START Data supplied

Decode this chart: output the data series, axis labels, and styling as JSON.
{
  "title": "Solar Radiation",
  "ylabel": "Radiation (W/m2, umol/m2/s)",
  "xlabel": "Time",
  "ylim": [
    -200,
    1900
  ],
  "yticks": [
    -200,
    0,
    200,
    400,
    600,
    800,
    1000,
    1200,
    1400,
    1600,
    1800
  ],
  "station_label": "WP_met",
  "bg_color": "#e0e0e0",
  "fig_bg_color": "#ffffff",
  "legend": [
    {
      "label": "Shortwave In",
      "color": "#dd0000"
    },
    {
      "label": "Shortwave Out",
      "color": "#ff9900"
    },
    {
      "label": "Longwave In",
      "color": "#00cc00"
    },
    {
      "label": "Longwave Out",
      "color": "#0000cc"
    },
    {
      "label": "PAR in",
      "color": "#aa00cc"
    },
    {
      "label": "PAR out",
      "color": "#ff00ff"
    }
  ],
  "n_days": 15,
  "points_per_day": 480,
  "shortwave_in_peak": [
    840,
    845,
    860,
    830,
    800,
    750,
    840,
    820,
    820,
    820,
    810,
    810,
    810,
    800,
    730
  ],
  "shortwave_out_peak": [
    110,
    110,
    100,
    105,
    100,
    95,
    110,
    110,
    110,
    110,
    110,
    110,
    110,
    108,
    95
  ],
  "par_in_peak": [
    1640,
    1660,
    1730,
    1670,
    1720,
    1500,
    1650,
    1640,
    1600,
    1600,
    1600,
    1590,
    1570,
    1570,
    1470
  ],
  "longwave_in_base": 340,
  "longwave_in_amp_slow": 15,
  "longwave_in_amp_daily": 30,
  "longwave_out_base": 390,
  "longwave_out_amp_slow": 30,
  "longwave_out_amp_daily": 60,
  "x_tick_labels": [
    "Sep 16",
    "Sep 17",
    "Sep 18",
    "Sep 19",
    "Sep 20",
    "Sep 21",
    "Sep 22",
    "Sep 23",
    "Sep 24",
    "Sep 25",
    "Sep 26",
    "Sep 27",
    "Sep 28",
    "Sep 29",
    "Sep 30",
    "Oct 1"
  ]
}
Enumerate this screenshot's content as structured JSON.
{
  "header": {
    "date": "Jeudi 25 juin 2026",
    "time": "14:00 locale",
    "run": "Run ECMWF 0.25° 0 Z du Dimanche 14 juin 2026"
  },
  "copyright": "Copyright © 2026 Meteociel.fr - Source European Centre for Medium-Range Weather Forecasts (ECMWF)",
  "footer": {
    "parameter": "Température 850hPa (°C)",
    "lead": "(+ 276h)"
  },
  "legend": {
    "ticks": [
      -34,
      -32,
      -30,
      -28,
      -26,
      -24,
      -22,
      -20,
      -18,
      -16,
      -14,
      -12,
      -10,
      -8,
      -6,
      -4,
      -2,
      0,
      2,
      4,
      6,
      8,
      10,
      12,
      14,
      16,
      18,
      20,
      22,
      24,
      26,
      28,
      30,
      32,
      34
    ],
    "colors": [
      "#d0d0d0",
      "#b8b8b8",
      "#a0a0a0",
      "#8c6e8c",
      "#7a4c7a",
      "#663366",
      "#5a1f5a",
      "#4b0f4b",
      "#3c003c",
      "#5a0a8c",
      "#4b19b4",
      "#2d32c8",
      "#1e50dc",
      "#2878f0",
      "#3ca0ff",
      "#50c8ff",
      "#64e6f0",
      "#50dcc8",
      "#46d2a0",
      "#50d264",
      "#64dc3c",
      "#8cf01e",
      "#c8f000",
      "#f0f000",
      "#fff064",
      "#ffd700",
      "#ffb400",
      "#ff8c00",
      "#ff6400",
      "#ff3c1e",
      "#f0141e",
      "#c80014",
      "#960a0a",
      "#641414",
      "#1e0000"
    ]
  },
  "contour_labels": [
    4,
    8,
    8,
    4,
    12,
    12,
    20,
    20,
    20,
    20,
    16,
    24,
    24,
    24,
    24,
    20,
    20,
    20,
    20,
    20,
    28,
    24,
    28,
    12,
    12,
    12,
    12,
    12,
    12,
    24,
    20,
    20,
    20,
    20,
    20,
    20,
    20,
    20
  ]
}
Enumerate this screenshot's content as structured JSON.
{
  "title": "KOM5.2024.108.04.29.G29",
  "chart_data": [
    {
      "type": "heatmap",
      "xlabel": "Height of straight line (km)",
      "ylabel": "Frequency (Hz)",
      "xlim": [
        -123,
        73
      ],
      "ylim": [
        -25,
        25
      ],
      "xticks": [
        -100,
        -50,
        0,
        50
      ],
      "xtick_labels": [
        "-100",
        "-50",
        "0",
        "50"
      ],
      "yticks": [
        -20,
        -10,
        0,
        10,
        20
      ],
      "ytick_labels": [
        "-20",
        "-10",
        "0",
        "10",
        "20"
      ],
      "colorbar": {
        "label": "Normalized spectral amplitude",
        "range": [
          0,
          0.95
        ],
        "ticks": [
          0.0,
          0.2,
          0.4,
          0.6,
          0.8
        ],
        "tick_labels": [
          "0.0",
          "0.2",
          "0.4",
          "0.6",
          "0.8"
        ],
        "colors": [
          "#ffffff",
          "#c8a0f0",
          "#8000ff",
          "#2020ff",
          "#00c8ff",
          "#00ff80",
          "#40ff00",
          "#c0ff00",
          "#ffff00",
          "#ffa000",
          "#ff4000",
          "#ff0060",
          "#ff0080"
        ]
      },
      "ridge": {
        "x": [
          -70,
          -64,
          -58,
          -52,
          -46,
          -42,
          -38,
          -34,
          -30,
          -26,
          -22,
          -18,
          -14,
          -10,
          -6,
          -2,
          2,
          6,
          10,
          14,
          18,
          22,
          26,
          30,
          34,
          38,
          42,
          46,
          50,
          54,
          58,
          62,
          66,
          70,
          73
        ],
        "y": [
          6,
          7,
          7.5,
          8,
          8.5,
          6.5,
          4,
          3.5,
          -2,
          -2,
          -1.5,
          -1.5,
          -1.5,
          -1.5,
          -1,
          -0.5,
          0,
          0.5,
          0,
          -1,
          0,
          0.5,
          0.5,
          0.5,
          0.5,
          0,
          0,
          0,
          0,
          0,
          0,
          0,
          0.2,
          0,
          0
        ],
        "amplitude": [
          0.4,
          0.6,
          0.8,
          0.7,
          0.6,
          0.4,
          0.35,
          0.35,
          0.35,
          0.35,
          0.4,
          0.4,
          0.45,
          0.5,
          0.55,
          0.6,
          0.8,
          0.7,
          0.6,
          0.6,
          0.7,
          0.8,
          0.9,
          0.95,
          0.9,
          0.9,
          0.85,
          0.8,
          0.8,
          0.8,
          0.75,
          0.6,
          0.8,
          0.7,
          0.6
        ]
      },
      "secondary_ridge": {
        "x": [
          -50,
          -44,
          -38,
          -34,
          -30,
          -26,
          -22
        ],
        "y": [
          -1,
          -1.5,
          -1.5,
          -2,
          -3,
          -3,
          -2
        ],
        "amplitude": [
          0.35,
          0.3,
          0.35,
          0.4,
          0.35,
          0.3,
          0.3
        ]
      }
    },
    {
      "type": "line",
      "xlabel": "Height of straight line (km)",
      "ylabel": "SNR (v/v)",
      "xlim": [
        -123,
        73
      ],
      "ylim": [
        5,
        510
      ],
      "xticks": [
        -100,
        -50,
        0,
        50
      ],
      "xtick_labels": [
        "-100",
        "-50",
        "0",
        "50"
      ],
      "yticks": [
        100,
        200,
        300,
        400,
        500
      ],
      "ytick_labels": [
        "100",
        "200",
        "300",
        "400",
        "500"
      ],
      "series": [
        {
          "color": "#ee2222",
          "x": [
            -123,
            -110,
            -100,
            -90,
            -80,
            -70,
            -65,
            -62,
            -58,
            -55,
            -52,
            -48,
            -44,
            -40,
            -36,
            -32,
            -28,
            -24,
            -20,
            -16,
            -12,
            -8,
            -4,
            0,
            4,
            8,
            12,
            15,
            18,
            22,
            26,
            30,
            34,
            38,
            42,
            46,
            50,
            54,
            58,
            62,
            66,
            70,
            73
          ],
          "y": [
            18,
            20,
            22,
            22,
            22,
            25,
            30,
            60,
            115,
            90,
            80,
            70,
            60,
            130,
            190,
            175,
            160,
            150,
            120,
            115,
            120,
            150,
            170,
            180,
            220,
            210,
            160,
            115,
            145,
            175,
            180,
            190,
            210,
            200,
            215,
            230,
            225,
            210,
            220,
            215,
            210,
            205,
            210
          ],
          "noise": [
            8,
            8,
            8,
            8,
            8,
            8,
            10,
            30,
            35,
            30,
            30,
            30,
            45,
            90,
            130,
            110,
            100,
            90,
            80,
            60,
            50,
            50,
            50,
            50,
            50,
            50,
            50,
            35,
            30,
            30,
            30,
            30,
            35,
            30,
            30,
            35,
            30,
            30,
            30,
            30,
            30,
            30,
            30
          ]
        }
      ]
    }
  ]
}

END Data supplied

- **What the exercise asks**
Extract from the data every line where "title" shows up.

- **Task output**
  "title": "Solar Radiation",
  "title": "KOM5.2024.108.04.29.G29",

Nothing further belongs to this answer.